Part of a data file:
^^^^^^^^

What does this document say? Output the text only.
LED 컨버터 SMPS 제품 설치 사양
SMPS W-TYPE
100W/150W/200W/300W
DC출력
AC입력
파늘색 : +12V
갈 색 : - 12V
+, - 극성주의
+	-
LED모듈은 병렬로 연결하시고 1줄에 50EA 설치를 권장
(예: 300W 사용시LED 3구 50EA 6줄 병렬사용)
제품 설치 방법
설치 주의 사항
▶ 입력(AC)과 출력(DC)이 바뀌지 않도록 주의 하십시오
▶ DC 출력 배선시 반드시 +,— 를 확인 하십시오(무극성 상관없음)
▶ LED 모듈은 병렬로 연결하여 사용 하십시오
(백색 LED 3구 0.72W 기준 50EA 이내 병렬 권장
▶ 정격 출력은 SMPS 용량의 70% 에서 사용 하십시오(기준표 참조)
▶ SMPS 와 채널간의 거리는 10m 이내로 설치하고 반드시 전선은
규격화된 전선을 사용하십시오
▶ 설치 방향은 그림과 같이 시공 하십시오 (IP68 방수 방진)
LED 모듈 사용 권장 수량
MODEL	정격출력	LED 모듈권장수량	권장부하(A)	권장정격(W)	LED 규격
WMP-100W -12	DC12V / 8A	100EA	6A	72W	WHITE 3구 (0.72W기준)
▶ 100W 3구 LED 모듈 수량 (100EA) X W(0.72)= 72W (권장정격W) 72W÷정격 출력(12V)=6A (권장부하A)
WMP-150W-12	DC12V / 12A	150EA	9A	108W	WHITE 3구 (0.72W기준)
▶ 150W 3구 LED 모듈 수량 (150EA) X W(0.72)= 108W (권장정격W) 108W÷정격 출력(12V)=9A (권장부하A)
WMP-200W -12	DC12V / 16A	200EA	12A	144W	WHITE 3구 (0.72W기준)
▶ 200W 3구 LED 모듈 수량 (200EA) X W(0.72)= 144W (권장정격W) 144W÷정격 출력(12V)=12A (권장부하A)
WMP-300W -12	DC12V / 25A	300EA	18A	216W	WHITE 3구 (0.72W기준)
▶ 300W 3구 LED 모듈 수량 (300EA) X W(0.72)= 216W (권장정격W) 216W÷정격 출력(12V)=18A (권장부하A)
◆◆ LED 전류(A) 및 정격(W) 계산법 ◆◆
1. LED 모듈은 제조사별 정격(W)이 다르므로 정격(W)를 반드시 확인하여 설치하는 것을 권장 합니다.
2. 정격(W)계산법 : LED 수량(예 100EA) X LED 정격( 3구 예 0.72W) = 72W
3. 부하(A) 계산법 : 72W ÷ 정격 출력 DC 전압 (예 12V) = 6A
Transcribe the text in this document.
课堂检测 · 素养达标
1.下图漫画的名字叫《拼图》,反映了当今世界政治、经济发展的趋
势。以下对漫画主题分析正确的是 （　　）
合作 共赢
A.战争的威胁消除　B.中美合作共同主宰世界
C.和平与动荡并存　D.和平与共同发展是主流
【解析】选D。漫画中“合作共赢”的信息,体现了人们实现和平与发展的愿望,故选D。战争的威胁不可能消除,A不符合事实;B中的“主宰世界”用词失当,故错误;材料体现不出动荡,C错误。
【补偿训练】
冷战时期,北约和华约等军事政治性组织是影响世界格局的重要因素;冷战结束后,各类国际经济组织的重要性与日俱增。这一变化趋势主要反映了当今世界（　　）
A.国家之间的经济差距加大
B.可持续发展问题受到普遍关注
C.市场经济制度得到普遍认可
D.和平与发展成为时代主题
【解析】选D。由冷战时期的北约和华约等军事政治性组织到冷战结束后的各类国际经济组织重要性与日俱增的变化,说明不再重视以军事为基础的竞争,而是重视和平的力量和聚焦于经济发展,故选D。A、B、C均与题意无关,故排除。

^^^^^^^^

• [What to do]: Copy out every line in the entries above that holds "document".

• [Response below]:
What does this document say? Output the text only.
Transcribe the text in this document.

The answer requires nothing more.